>> start Passage

Sunday, December 17, 2006

The Behemoth and the Leviathan

"TrueConvert" asked the following question in the General Theology board at HCR:
What is it? Any perspectives on the Leviathan of Job 41, or the Behemoth of Job 40?? Fire-breathing? Wow!!
I dug up some commentaries and here's what they say:


Douay-Rheims Bible with Notes:
"Behemoth"... In Hebrew, behema, which signifies in general an animal; but many authors explain, that here it is put for the elephant.
New American Bible with Notes:
Behemoth: the hippopotamus.
Geneva Study Bible:
This beast is thought to be the elephant, or some other, which is unknown.

>> end Passage

Stated problem 1>
Write out the listing from its very first line down through the line that contains "y2-tick-label: 1,06 — [512, 386, 537, 401]", including both of those lines.
The listing that comes next has no connection to the Behemoth and Leviathan post.

>> start Data for this task

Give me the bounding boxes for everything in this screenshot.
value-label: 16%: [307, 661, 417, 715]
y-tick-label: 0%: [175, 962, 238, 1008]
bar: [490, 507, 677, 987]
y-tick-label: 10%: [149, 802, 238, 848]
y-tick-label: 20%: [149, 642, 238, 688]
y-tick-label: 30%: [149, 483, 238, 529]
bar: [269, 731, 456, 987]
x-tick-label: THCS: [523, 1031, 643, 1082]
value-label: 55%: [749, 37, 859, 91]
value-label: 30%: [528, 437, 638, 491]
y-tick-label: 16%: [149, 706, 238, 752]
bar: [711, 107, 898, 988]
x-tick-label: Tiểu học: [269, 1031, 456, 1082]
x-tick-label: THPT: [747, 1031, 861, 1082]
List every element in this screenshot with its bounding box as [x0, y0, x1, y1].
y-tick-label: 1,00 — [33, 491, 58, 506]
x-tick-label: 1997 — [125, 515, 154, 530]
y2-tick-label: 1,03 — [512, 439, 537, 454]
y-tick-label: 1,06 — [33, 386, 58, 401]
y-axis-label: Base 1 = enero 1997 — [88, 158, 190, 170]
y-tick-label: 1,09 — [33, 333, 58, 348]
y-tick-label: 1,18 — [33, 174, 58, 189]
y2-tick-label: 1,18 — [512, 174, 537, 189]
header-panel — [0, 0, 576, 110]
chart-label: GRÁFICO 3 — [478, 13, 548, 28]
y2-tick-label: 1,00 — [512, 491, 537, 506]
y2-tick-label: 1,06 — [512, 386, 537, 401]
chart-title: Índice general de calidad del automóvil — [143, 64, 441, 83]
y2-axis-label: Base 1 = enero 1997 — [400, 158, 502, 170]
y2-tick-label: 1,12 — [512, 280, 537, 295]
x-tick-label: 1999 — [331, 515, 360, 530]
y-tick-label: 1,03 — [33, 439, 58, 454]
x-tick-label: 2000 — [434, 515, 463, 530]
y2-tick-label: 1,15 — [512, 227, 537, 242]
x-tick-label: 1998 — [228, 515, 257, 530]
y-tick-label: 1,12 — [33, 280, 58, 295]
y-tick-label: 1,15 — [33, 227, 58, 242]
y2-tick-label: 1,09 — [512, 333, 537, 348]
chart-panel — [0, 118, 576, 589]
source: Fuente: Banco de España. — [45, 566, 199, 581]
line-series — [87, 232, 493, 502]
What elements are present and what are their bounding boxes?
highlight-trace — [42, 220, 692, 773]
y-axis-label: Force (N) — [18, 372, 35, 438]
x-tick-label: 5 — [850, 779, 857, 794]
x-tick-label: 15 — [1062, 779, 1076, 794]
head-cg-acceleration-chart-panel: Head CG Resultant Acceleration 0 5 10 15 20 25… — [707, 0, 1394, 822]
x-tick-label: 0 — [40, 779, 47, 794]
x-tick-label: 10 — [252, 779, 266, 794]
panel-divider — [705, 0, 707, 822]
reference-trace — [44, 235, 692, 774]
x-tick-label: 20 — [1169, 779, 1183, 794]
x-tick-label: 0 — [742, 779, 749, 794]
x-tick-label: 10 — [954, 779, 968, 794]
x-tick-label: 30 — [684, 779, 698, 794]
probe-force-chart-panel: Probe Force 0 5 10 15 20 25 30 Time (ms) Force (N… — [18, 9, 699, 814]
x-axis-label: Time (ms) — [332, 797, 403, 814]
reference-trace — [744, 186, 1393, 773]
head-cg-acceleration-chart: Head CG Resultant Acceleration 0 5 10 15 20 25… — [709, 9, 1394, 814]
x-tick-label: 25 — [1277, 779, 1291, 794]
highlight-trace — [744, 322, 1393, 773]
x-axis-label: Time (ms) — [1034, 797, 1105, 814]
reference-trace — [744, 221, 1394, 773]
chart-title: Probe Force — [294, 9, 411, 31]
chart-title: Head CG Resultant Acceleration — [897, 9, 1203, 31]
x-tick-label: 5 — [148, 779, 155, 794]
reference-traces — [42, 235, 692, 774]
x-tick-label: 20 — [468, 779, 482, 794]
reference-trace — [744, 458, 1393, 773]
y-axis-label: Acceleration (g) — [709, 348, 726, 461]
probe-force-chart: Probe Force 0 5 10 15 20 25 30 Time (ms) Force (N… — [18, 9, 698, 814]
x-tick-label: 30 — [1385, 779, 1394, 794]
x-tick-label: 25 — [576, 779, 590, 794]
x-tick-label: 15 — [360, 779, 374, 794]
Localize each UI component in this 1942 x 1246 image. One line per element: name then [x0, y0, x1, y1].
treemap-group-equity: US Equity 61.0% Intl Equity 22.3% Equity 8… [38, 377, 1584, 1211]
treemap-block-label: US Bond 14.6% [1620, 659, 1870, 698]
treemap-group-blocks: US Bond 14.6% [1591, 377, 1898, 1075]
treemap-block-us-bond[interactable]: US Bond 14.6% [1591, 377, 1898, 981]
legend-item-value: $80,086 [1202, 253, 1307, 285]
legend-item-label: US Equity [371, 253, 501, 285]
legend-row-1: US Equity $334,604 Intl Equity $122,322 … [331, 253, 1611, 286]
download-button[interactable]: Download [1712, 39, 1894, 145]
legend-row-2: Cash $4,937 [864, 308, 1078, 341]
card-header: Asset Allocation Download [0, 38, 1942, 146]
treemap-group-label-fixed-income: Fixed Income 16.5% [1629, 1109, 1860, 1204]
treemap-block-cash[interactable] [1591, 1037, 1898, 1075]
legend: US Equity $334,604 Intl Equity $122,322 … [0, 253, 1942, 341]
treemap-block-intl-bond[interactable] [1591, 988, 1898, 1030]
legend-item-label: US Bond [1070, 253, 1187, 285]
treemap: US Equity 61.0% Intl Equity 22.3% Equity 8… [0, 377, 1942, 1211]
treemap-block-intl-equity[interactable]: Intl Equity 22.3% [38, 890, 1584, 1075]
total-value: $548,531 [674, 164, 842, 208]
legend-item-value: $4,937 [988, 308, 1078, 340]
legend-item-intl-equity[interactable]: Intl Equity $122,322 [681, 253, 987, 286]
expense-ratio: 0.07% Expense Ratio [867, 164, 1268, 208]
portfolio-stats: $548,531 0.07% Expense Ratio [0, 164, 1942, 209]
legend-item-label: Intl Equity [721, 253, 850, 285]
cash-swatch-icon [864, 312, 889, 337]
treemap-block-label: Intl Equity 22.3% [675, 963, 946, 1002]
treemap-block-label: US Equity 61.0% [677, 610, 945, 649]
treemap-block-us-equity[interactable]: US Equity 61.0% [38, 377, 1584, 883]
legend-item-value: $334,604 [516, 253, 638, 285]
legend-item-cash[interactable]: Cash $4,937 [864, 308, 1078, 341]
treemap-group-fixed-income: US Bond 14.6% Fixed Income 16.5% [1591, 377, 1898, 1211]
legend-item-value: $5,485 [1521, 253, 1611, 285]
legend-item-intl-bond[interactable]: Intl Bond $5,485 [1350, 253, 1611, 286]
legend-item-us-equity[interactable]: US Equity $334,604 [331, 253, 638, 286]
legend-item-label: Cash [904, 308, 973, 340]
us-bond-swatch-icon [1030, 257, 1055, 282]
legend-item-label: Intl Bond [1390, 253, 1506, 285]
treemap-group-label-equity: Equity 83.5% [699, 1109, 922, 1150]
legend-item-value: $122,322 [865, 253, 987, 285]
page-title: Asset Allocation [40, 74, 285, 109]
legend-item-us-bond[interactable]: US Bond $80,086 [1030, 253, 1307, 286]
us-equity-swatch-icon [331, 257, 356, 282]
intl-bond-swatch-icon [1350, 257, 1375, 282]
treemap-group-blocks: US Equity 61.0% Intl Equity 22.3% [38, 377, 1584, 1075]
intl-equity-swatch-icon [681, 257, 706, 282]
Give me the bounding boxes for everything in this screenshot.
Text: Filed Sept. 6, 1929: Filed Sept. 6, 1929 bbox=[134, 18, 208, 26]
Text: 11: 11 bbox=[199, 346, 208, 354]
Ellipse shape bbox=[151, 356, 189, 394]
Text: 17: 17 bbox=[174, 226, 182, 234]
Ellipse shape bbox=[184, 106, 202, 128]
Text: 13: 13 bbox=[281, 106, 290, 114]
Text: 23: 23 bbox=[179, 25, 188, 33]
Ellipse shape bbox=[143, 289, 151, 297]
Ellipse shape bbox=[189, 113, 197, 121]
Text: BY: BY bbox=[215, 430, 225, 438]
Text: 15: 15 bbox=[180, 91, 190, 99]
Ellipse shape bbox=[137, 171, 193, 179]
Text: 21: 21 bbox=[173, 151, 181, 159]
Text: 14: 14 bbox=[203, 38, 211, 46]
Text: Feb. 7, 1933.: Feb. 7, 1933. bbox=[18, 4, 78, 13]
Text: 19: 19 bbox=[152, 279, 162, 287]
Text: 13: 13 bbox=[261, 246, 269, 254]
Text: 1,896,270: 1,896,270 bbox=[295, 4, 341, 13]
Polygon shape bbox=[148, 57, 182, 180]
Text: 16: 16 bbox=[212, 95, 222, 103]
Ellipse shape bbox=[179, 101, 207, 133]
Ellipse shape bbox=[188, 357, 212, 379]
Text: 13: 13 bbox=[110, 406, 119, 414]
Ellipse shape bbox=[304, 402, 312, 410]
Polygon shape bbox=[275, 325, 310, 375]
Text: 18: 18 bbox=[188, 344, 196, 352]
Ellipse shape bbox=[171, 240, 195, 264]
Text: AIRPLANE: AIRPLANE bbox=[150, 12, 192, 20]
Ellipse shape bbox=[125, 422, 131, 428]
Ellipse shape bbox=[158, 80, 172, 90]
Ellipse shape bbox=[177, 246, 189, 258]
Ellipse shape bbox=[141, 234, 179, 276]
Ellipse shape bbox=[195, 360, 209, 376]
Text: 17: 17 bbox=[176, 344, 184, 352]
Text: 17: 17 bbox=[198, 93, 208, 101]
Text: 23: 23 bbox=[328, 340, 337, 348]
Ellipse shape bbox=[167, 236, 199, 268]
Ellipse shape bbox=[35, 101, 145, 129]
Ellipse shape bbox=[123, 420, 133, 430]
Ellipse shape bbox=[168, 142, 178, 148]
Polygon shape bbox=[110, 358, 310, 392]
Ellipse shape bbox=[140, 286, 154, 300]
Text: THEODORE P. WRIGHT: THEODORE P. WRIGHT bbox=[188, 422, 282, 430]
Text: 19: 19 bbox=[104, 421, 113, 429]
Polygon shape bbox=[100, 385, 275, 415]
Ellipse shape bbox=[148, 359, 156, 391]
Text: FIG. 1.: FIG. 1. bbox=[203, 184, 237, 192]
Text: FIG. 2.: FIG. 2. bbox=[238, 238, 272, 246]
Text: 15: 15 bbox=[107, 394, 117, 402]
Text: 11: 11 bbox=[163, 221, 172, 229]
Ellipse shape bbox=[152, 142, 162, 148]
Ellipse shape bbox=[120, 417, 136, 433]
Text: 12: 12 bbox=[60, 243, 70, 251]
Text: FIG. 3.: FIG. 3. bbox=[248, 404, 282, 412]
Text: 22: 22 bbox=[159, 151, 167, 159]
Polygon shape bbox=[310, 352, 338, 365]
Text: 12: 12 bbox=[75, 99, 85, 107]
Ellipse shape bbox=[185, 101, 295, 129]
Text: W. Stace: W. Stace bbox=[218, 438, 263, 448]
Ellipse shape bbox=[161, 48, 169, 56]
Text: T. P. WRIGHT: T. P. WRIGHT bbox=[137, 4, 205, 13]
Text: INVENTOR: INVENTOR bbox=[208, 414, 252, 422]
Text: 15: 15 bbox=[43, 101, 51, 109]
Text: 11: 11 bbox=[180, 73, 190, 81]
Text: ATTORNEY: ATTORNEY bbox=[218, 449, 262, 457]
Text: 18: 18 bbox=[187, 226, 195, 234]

>> end Data for this task

Stated problem 2>
Reproduce the entire Behemoth and Leviathan post word for word.

Worked solution 1>
Give me the bounding boxes for everything in this screenshot.
value-label: 16%: [307, 661, 417, 715]
y-tick-label: 0%: [175, 962, 238, 1008]
bar: [490, 507, 677, 987]
y-tick-label: 10%: [149, 802, 238, 848]
y-tick-label: 20%: [149, 642, 238, 688]
y-tick-label: 30%: [149, 483, 238, 529]
bar: [269, 731, 456, 987]
x-tick-label: THCS: [523, 1031, 643, 1082]
value-label: 55%: [749, 37, 859, 91]
value-label: 30%: [528, 437, 638, 491]
y-tick-label: 16%: [149, 706, 238, 752]
bar: [711, 107, 898, 988]
x-tick-label: Tiểu học: [269, 1031, 456, 1082]
x-tick-label: THPT: [747, 1031, 861, 1082]
List every element in this screenshot with its bounding box as [x0, y0, x1, y1].
y-tick-label: 1,00 — [33, 491, 58, 506]
x-tick-label: 1997 — [125, 515, 154, 530]
y2-tick-label: 1,03 — [512, 439, 537, 454]
y-tick-label: 1,06 — [33, 386, 58, 401]
y-axis-label: Base 1 = enero 1997 — [88, 158, 190, 170]
y-tick-label: 1,09 — [33, 333, 58, 348]
y-tick-label: 1,18 — [33, 174, 58, 189]
y2-tick-label: 1,18 — [512, 174, 537, 189]
header-panel — [0, 0, 576, 110]
chart-label: GRÁFICO 3 — [478, 13, 548, 28]
y2-tick-label: 1,00 — [512, 491, 537, 506]
y2-tick-label: 1,06 — [512, 386, 537, 401]

Worked solution 2>
Sunday, December 17, 2006

The Behemoth and the Leviathan

"TrueConvert" asked the following question in the General Theology board at HCR:
What is it? Any perspectives on the Leviathan of Job 41, or the Behemoth of Job 40?? Fire-breathing? Wow!!
I dug up some commentaries and here's what they say:


Douay-Rheims Bible with Notes:
"Behemoth"... In Hebrew, behema, which signifies in general an animal; but many authors explain, that here it is put for the elephant.
New American Bible with Notes:
Behemoth: the hippopotamus.
Geneva Study Bible:
This beast is thought to be the elephant, or some other, which is unknown.